Dataset excerpts
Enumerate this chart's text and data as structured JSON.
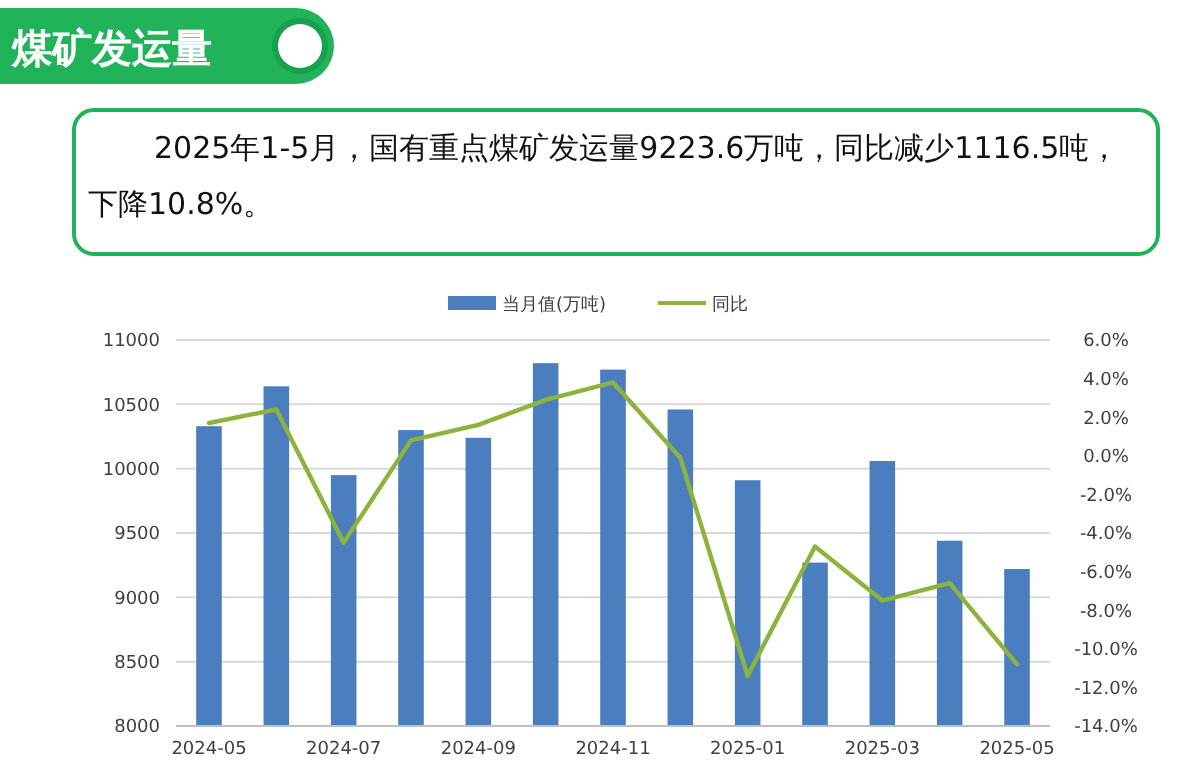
{
  "chart_data": {
    "type": "bar",
    "title": "煤矿发运量",
    "annotations": [
      "2025年1-5月，国有重点煤矿发运量9223.6万吨，同比减少1116.5吨，下降10.8%。"
    ],
    "categories": [
      "2024-05",
      null,
      "2024-07",
      null,
      "2024-09",
      null,
      "2024-11",
      null,
      "2025-01",
      null,
      "2025-03",
      null,
      "2025-05"
    ],
    "series": [
      {
        "name": "当月值(万吨)",
        "color": "#4a7ebf",
        "values": [
          10330,
          10640,
          9950,
          10300,
          10240,
          10820,
          10770,
          10460,
          9910,
          9270,
          10060,
          9440,
          9220
        ]
      },
      {
        "name": "同比",
        "type": "line",
        "axis": "y2",
        "color": "#8db33f",
        "values": [
          1.7,
          2.4,
          -4.5,
          0.8,
          1.6,
          2.9,
          3.8,
          -0.1,
          -11.4,
          -4.7,
          -7.5,
          -6.6,
          -10.8
        ]
      }
    ],
    "ylim": [
      8000,
      11000
    ],
    "yticks": [
      8000,
      8500,
      9000,
      9500,
      10000,
      10500,
      11000
    ],
    "y2lim": [
      -14,
      6
    ],
    "y2ticks": [
      {
        "value": -14,
        "label": "-14.0%"
      },
      {
        "value": -12,
        "label": "-12.0%"
      },
      {
        "value": -10,
        "label": "-10.0%"
      },
      {
        "value": -8,
        "label": "-8.0%"
      },
      {
        "value": -6,
        "label": "-6.0%"
      },
      {
        "value": -4,
        "label": "-4.0%"
      },
      {
        "value": -2,
        "label": "-2.0%"
      },
      {
        "value": 0,
        "label": "0.0%"
      },
      {
        "value": 2,
        "label": "2.0%"
      },
      {
        "value": 4,
        "label": "4.0%"
      },
      {
        "value": 6,
        "label": "6.0%"
      }
    ],
    "grid": "y",
    "legend": "top",
    "marker": "none",
    "line_style": "solid"
  }
}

Description of the task
Reproduce each line exactly as it appears, omitting the pictures.

Written answer
Enumerate this chart's text and data as structured JSON.
{
  "chart_data": {
    "type": "bar",
    "title": "煤矿发运量",
    "annotations": [
      "2025年1-5月，国有重点煤矿发运量9223.6万吨，同比减少1116.5吨，下降10.8%。"
    ],
    "categories": [
      "2024-05",
      null,
      "2024-07",
      null,
      "2024-09",
      null,
      "2024-11",
      null,
      "2025-01",
      null,
      "2025-03",
      null,
      "2025-05"
    ],
    "series": [
      {
        "name": "当月值(万吨)",
        "color": "#4a7ebf",
        "values": [
          10330,
          10640,
          9950,
          10300,
          10240,
          10820,
          10770,
          10460,
          9910,
          9270,
          10060,
          9440,
          9220
        ]
      },
      {
        "name": "同比",
        "type": "line",
        "axis": "y2",
        "color": "#8db33f",
        "values": [
          1.7,
          2.4,
          -4.5,
          0.8,
          1.6,
          2.9,
          3.8,
          -0.1,
          -11.4,
          -4.7,
          -7.5,
          -6.6,
          -10.8
        ]
      }
    ],
    "ylim": [
      8000,
      11000
    ],
    "yticks": [
      8000,
      8500,
      9000,
      9500,
      10000,
      10500,
      11000
    ],
    "y2lim": [
      -14,
      6
    ],
    "y2ticks": [
      {
        "value": -14,
        "label": "-14.0%"
      },
      {
        "value": -12,
        "label": "-12.0%"
      },
      {
        "value": -10,
        "label": "-10.0%"
      },
      {
        "value": -8,
        "label": "-8.0%"
      },
      {
        "value": -6,
        "label": "-6.0%"
      },
      {
        "value": -4,
        "label": "-4.0%"
      },
      {
        "value": -2,
        "label": "-2.0%"
      },
      {
        "value": 0,
        "label": "0.0%"
      },
      {
        "value": 2,
        "label": "2.0%"
      },
      {
        "value": 4,
        "label": "4.0%"
      },
      {
        "value": 6,
        "label": "6.0%"
      }
    ],
    "grid": "y",
    "legend": "top",
    "marker": "none",
    "line_style": "solid"
  }
}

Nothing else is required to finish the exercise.